## AIM OF THE EXERCISE:
Return each line containing the string "Comunidad".

═══ RECORDS PROVIDED ═══

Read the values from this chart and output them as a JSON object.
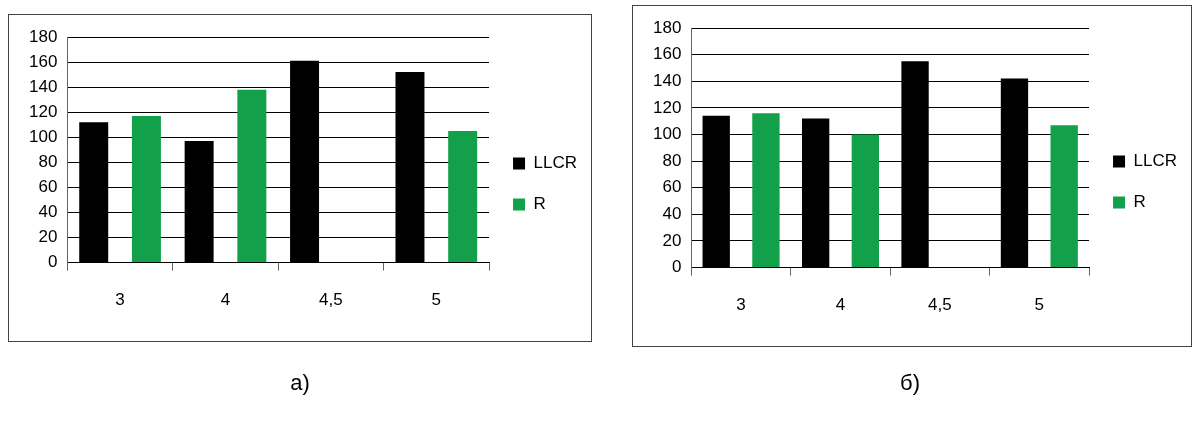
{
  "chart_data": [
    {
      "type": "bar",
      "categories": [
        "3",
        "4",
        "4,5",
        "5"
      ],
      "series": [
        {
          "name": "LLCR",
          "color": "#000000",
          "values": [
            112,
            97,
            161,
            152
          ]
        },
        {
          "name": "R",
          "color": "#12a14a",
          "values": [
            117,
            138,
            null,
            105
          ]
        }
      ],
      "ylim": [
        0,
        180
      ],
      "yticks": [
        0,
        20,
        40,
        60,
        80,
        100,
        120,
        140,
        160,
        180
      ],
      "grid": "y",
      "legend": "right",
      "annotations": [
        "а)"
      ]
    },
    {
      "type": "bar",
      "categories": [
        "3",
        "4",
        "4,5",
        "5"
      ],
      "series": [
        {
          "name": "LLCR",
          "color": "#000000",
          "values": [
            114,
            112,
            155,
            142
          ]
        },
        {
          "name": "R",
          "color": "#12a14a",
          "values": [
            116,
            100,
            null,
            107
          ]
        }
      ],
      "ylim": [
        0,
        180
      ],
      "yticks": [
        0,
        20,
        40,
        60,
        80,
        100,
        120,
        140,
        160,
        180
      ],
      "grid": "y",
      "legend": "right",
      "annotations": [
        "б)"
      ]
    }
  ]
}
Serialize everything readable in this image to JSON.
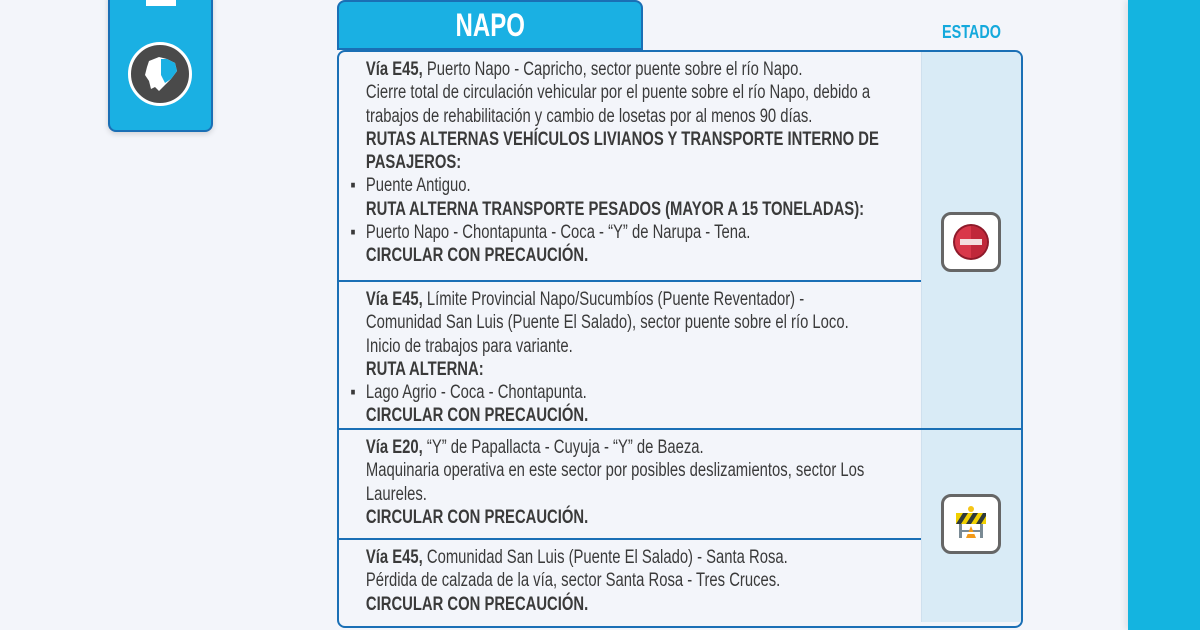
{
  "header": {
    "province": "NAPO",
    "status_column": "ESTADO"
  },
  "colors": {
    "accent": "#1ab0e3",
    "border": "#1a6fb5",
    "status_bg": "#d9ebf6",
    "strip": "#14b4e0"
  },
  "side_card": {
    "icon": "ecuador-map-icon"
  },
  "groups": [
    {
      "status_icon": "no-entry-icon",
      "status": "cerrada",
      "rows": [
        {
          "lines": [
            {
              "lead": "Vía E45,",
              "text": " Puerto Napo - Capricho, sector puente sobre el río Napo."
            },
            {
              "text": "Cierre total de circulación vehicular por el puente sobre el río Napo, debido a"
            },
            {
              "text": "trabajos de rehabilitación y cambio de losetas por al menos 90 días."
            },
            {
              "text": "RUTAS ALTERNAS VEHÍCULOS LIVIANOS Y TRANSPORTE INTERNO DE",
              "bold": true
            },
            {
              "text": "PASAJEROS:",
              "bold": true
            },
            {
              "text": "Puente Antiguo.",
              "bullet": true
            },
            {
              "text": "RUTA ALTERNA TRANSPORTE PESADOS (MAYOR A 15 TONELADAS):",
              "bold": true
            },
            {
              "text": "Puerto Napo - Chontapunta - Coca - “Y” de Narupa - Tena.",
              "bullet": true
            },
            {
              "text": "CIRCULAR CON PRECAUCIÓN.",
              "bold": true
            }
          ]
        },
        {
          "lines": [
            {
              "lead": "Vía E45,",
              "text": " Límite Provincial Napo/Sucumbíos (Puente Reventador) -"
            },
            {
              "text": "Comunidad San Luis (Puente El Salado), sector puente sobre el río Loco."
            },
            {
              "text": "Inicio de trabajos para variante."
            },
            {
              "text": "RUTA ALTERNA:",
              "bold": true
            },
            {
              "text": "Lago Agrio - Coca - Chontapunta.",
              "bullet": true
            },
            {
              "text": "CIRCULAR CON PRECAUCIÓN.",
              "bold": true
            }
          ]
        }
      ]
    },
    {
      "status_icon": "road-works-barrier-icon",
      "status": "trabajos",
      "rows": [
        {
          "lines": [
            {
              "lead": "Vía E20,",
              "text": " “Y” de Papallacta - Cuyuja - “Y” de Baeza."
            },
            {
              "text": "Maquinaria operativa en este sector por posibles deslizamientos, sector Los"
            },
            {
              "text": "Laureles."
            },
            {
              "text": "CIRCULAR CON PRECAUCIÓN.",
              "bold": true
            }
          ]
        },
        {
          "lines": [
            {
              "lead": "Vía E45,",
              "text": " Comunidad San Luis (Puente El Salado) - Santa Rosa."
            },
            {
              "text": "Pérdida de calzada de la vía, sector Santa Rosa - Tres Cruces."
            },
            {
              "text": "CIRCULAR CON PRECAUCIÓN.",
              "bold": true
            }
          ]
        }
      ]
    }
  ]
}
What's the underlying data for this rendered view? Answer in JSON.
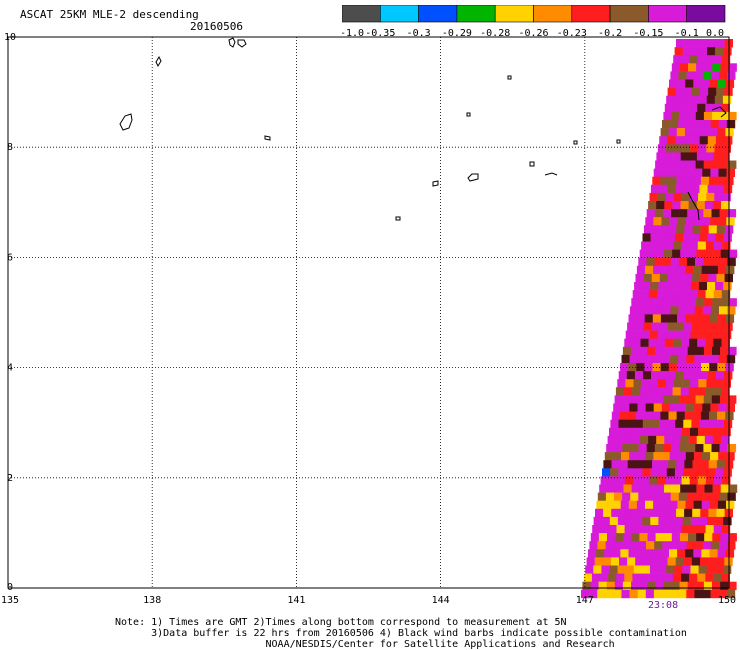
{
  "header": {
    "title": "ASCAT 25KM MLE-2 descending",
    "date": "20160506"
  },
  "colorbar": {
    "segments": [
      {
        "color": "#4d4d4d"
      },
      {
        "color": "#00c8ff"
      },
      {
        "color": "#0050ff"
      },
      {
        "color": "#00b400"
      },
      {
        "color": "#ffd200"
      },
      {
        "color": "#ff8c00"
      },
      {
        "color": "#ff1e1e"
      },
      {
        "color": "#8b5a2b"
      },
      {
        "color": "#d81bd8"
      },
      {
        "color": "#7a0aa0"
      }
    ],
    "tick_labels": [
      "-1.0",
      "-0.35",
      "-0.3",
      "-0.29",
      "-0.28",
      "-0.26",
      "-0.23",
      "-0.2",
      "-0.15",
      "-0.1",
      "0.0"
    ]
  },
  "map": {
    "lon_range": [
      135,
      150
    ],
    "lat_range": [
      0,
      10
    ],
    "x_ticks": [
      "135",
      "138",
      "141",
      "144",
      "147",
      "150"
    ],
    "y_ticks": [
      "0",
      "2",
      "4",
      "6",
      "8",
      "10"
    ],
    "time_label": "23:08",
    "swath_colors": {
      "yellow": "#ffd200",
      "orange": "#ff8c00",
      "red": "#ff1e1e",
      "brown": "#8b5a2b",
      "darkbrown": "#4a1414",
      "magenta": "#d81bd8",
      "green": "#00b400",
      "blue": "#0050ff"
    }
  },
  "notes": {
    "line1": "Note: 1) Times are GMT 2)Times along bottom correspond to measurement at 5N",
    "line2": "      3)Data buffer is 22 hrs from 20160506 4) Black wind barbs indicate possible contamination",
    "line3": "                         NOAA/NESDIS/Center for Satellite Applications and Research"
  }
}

═══

## CORRECT RESULT:
              "text": "Comunidad San Luis (Puente El Salado), sector puente sobre el río Loco."
              "text": " Comunidad San Luis (Puente El Salado) - Santa Rosa."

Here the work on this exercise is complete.